Saved entries
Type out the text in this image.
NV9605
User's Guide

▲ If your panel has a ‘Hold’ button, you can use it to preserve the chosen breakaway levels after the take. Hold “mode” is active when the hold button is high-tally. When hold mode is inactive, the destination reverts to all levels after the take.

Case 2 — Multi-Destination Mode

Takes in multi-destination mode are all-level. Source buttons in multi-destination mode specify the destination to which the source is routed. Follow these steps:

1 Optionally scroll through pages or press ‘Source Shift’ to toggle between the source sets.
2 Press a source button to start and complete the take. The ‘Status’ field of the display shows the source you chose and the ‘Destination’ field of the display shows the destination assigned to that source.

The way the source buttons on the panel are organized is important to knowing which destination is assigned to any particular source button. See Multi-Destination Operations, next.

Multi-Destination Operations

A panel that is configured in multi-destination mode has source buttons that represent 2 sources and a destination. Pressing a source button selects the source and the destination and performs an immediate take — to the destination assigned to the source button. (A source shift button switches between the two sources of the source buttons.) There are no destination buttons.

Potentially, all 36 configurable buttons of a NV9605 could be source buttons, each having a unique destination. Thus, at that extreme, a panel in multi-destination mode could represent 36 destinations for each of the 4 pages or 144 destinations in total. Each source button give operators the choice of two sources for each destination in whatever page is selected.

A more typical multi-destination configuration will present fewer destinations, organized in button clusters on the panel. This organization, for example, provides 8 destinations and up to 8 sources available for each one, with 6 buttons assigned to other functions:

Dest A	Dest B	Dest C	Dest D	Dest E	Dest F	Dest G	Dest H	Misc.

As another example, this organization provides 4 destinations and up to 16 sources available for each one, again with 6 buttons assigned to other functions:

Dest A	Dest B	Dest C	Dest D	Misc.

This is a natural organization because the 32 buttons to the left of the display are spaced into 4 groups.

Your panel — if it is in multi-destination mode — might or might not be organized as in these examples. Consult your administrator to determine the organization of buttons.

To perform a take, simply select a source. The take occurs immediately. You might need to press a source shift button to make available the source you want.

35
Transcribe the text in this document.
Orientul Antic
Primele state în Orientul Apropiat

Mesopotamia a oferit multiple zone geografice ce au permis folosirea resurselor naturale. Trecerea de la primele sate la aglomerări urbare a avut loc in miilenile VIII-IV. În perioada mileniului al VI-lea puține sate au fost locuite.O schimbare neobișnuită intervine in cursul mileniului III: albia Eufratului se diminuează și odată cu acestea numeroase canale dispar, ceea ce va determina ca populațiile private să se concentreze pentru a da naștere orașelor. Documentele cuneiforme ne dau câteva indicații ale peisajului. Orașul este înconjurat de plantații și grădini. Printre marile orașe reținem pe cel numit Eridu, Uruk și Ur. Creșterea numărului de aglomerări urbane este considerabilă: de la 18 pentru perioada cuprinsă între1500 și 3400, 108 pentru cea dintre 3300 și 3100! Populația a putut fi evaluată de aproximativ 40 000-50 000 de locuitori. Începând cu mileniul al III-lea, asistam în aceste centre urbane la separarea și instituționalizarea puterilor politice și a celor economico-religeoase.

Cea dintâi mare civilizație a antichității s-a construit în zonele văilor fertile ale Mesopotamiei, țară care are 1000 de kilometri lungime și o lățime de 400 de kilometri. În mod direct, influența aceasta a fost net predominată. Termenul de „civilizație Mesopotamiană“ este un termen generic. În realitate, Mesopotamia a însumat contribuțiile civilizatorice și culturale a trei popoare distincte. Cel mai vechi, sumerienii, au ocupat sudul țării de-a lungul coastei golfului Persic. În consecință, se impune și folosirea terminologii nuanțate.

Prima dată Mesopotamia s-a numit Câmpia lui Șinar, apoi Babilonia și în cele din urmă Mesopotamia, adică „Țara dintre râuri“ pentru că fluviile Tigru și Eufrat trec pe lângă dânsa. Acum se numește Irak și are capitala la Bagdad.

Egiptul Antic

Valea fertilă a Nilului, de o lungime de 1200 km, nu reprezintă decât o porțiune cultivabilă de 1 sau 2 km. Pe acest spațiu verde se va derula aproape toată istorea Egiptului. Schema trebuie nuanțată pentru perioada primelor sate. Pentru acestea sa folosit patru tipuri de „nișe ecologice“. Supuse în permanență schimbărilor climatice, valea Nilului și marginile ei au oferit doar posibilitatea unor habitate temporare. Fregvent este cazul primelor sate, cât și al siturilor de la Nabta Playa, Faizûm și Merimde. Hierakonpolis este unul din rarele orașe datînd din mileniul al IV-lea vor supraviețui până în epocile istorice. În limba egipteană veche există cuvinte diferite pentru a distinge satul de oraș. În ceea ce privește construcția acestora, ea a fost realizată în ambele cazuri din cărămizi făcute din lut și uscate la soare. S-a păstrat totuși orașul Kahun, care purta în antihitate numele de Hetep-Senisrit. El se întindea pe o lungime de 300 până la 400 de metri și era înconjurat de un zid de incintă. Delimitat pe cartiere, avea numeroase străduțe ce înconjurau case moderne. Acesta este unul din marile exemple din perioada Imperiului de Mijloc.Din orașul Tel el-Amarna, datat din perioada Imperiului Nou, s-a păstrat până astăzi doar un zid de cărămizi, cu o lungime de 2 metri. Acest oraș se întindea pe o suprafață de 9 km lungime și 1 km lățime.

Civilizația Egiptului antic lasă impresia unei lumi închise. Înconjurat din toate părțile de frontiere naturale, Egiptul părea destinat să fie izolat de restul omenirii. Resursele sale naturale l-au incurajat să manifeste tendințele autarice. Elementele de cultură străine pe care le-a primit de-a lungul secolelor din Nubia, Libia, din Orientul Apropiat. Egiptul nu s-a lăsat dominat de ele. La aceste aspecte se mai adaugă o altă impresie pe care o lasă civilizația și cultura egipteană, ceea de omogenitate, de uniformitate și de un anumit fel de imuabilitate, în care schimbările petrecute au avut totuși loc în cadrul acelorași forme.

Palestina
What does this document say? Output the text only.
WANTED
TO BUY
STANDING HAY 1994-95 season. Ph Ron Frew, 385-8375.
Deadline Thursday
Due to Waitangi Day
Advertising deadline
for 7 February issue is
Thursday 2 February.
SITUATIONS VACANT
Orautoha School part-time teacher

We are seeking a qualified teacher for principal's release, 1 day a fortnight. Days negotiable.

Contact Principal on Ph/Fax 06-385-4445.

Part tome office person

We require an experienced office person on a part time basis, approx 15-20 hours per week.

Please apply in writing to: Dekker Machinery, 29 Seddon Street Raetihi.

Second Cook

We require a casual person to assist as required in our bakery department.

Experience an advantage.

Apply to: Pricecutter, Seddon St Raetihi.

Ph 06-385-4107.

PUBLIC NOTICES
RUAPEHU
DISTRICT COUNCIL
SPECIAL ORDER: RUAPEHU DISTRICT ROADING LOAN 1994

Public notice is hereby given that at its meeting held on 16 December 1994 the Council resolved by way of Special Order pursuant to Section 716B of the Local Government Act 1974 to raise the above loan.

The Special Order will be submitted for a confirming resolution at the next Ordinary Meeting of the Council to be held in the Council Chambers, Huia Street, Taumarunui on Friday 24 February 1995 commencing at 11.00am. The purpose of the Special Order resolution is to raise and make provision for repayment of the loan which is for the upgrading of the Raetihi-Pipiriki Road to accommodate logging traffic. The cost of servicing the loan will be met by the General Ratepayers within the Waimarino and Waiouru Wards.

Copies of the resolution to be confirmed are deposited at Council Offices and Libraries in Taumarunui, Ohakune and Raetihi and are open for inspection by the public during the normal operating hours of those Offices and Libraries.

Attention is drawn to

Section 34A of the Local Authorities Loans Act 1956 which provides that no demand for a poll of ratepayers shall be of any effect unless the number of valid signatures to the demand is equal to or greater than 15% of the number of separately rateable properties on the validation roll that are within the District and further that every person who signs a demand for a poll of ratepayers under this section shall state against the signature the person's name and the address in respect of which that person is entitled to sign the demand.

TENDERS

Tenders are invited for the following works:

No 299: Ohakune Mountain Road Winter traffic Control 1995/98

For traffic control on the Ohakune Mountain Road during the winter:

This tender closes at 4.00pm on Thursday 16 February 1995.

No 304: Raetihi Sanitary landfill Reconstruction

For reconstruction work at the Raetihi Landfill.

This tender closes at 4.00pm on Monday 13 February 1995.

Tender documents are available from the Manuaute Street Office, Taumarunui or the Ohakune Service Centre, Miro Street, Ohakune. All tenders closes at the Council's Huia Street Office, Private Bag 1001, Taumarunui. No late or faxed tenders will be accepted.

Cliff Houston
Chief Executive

• Directions
Collect from the data above every line that includes "between".

• Answer to this problem
1 Optionally scroll through pages or press ‘Source Shift’ to toggle between the source sets.
A panel that is configured in multi-destination mode has source buttons that represent 2 sources and a destination. Pressing a source button selects the source and the destination and performs an immediate take — to the destination assigned to the source button. (A source shift button switches between the two sources of the source buttons.) There are no destination buttons.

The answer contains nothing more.